Request >>
Only the pictures stay out; every record is to be quoted exactly.

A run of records
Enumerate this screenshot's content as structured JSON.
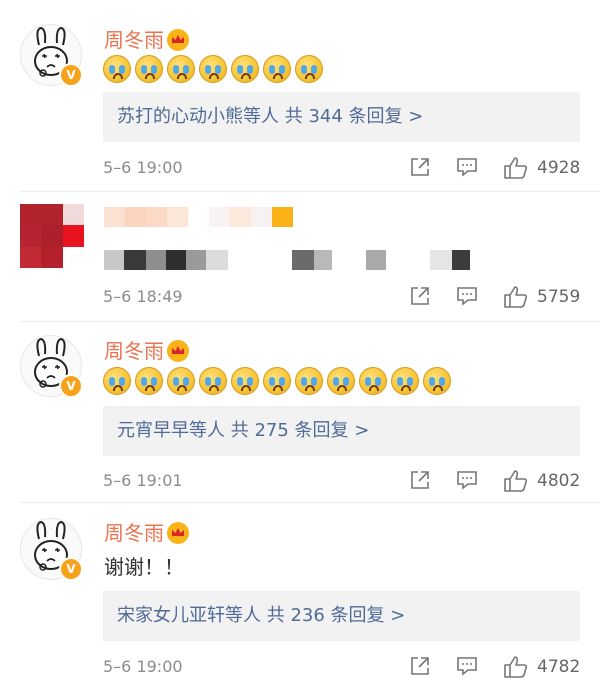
{
  "comments": [
    {
      "username": "周冬雨",
      "text": "",
      "emoji_count": 7,
      "reply_summary": "苏打的心动小熊等人  共 344 条回复 >",
      "time": "5–6 19:00",
      "likes": "4928"
    },
    {
      "username": "",
      "text": "",
      "time": "5–6 18:49",
      "likes": "5759"
    },
    {
      "username": "周冬雨",
      "text": "",
      "emoji_count": 11,
      "reply_summary": "元宵早早等人  共 275 条回复 >",
      "time": "5–6 19:01",
      "likes": "4802"
    },
    {
      "username": "周冬雨",
      "text": "谢谢！！",
      "reply_summary": "宋家女儿亚轩等人  共 236 条回复 >",
      "time": "5–6 19:00",
      "likes": "4782"
    }
  ],
  "icons": {
    "verified_badge": "V",
    "crown": "crown-icon",
    "emoji": "crying-face-icon",
    "share": "share-icon",
    "comment": "comment-icon",
    "like": "thumbs-up-icon"
  },
  "colors": {
    "username": "#eb7350",
    "link": "#506b96",
    "reply_bg": "#f2f2f2",
    "badge": "#f7a21b"
  }
}
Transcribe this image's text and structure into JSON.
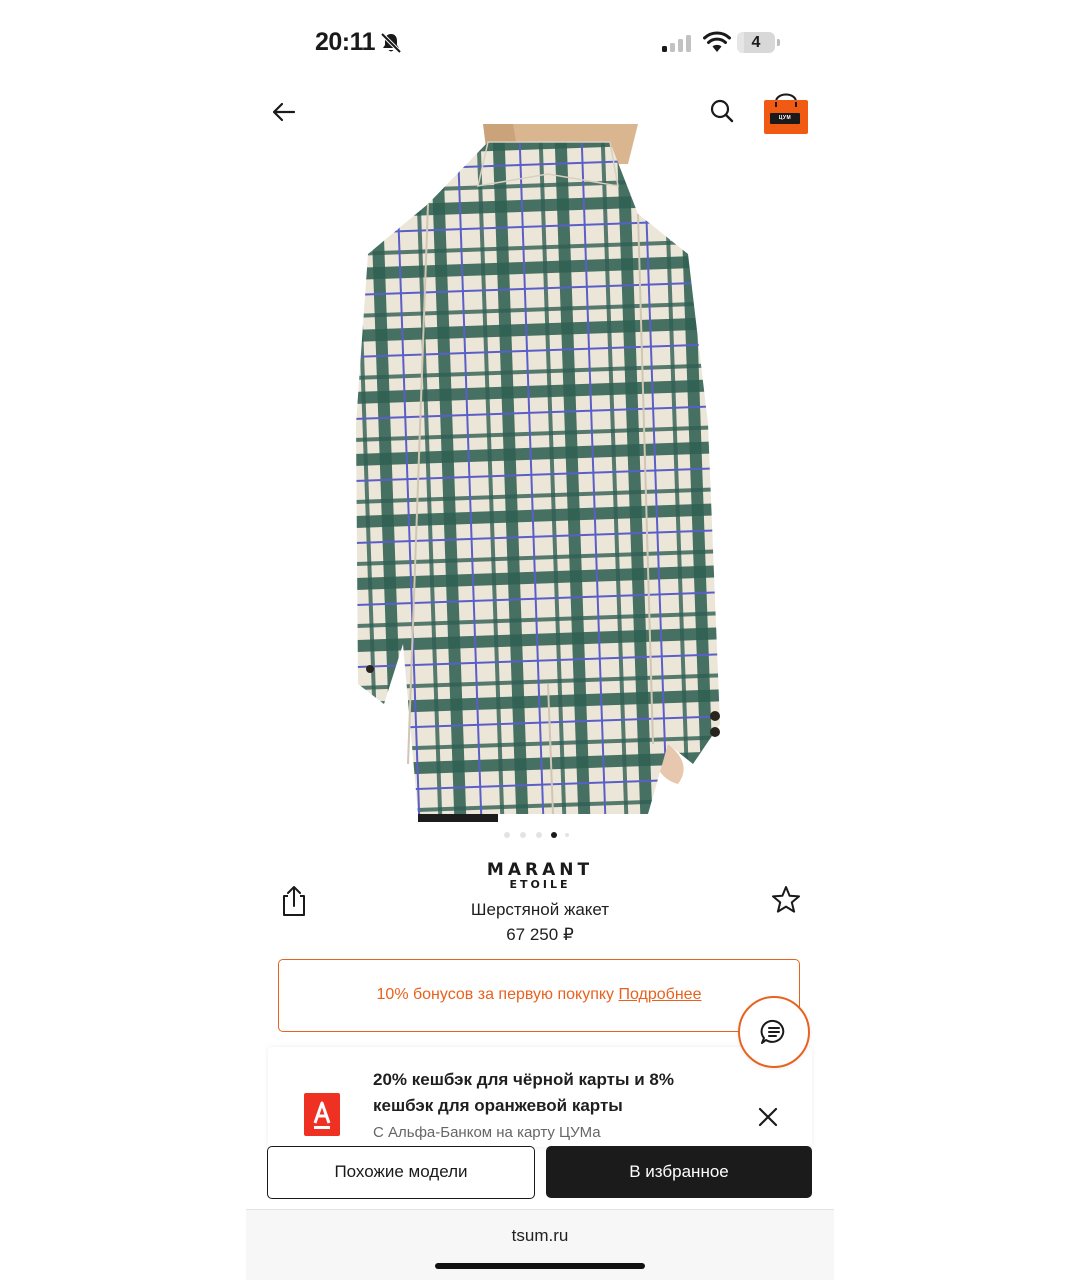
{
  "status_bar": {
    "time": "20:11",
    "battery": "4"
  },
  "header": {
    "back": "back",
    "search": "search",
    "bag": "shopping-bag"
  },
  "gallery": {
    "image_count": 5,
    "active_index": 3
  },
  "product": {
    "brand_line1": "MARANT",
    "brand_line2": "ETOILE",
    "name": "Шерстяной жакет",
    "price": "67 250 ₽"
  },
  "bonus_banner": {
    "text": "10% бонусов за первую покупку",
    "link": "Подробнее"
  },
  "cashback": {
    "title": "20% кешбэк для чёрной карты и 8% кешбэк для оранжевой карты",
    "subtitle": "С Альфа-Банком на карту ЦУМа"
  },
  "actions": {
    "similar": "Похожие модели",
    "favorite": "В избранное"
  },
  "browser": {
    "url": "tsum.ru"
  },
  "colors": {
    "accent": "#e8621f",
    "alfa_red": "#ef3124",
    "dark": "#1b1b1b"
  }
}
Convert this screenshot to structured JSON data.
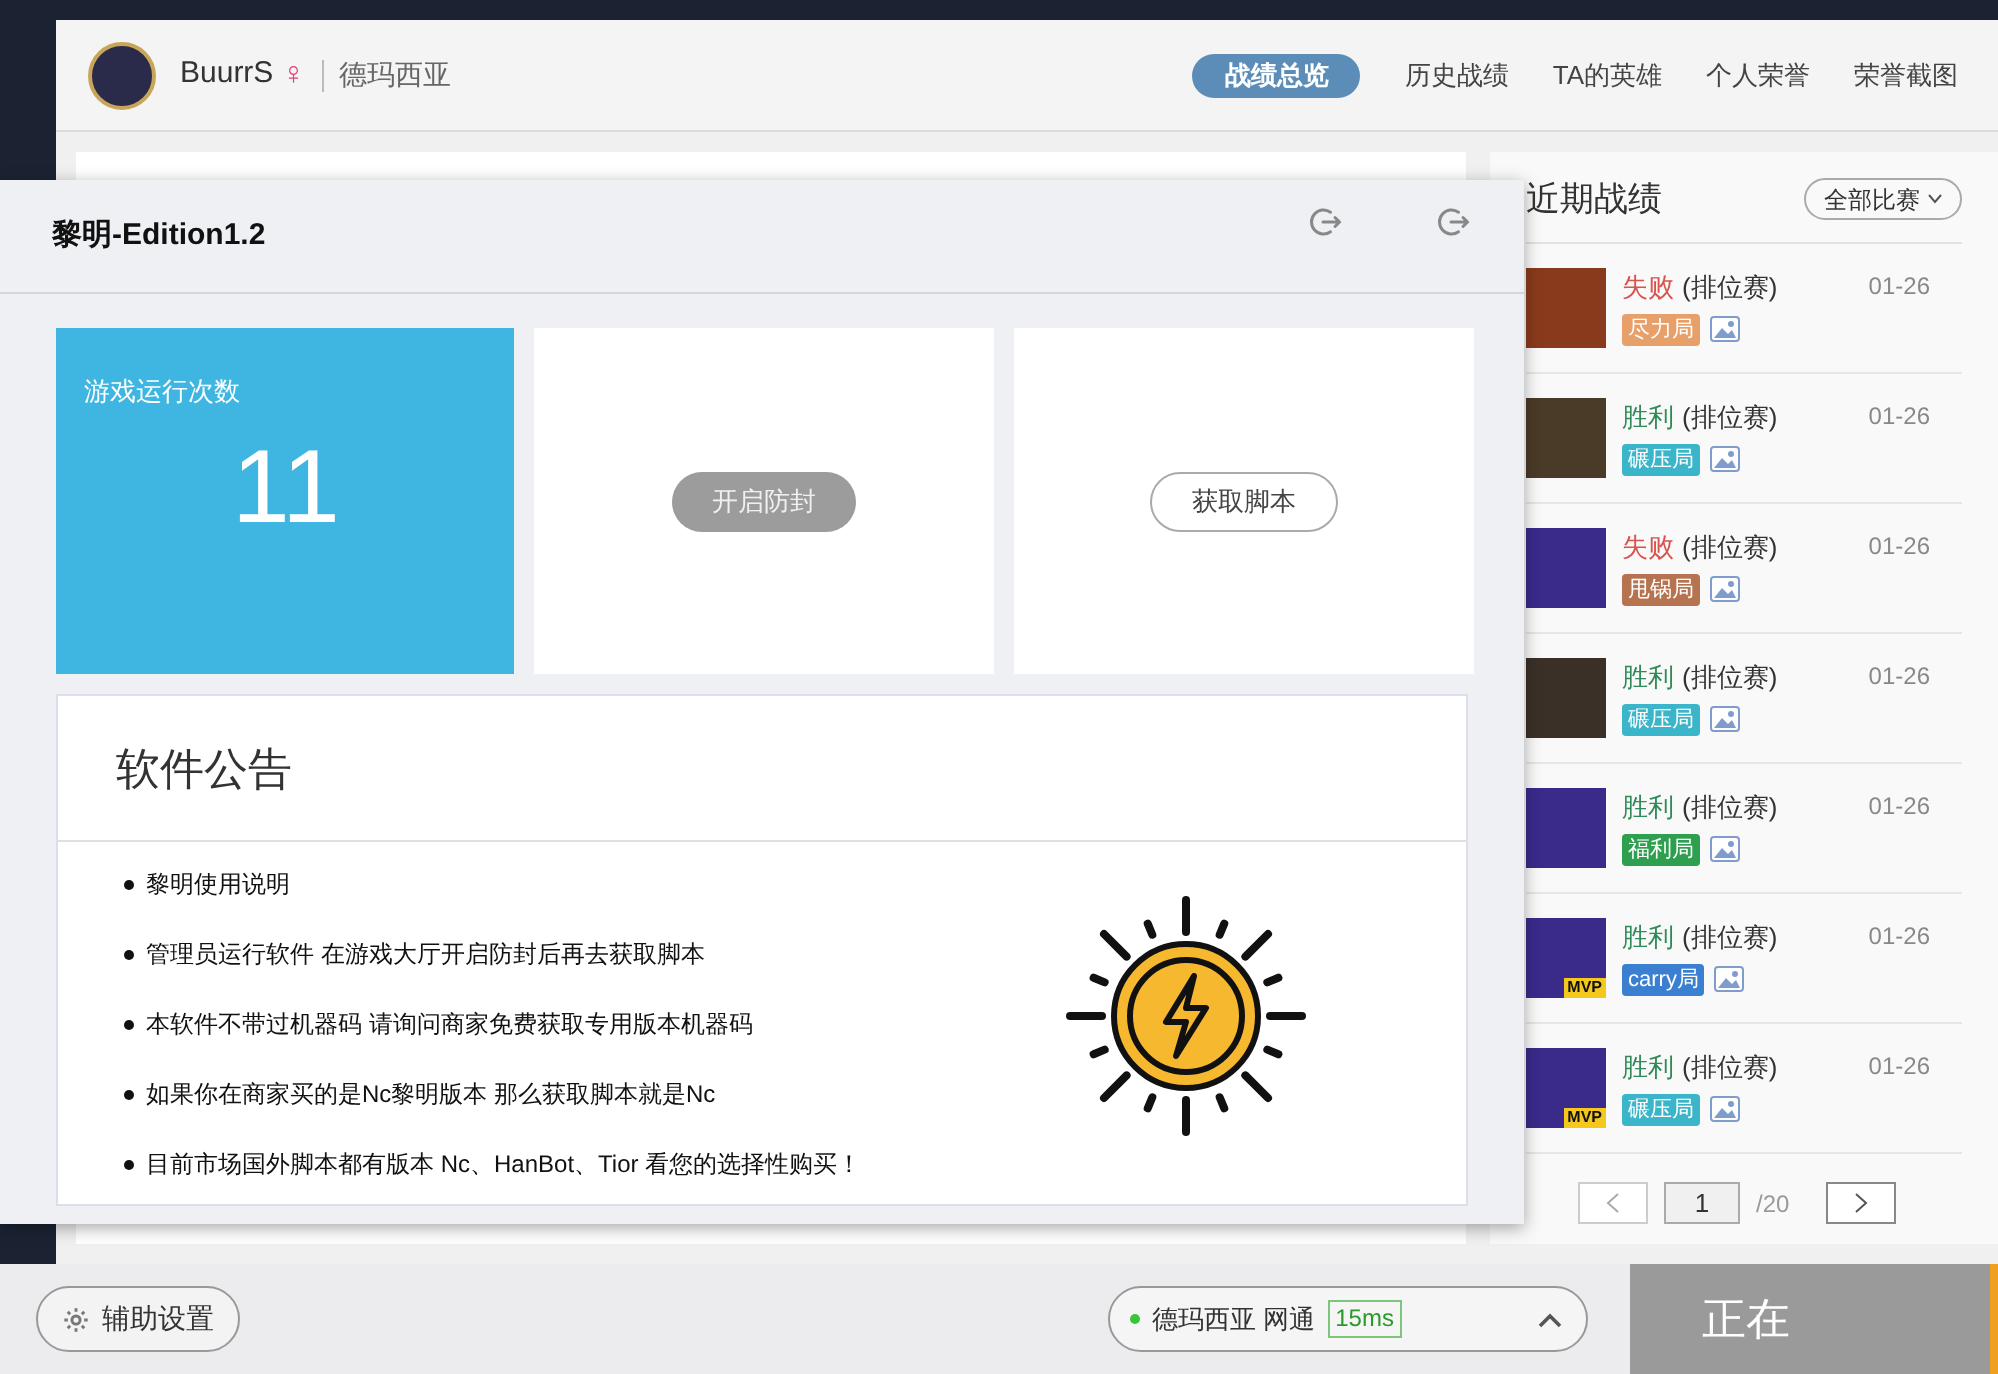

Expected answer >>
Enumerate this screenshot's content as structured JSON.
{
  "comments": [
    {
      "username": "周冬雨",
      "text": "",
      "emoji_count": 7,
      "reply_summary": "苏打的心动小熊等人  共 344 条回复 >",
      "time": "5–6 19:00",
      "likes": "4928"
    },
    {
      "username": "",
      "text": "",
      "time": "5–6 18:49",
      "likes": "5759"
    },
    {
      "username": "周冬雨",
      "text": "",
      "emoji_count": 11,
      "reply_summary": "元宵早早等人  共 275 条回复 >",
      "time": "5–6 19:01",
      "likes": "4802"
    },
    {
      "username": "周冬雨",
      "text": "谢谢！！",
      "reply_summary": "宋家女儿亚轩等人  共 236 条回复 >",
      "time": "5–6 19:00",
      "likes": "4782"
    }
  ],
  "icons": {
    "verified_badge": "V",
    "crown": "crown-icon",
    "emoji": "crying-face-icon",
    "share": "share-icon",
    "comment": "comment-icon",
    "like": "thumbs-up-icon"
  },
  "colors": {
    "username": "#eb7350",
    "link": "#506b96",
    "reply_bg": "#f2f2f2",
    "badge": "#f7a21b"
  }
}
Transcribe this image's text and structure into JSON.
{
  "status_bar": {
    "time": "20:11",
    "battery": "4"
  },
  "header": {
    "back": "back",
    "search": "search",
    "bag": "shopping-bag"
  },
  "gallery": {
    "image_count": 5,
    "active_index": 3
  },
  "product": {
    "brand_line1": "MARANT",
    "brand_line2": "ETOILE",
    "name": "Шерстяной жакет",
    "price": "67 250 ₽"
  },
  "bonus_banner": {
    "text": "10% бонусов за первую покупку",
    "link": "Подробнее"
  },
  "cashback": {
    "title": "20% кешбэк для чёрной карты и 8% кешбэк для оранжевой карты",
    "subtitle": "С Альфа-Банком на карту ЦУМа"
  },
  "actions": {
    "similar": "Похожие модели",
    "favorite": "В избранное"
  },
  "browser": {
    "url": "tsum.ru"
  },
  "colors": {
    "accent": "#e8621f",
    "alfa_red": "#ef3124",
    "dark": "#1b1b1b"
  }
}
Convert this screenshot to structured JSON data.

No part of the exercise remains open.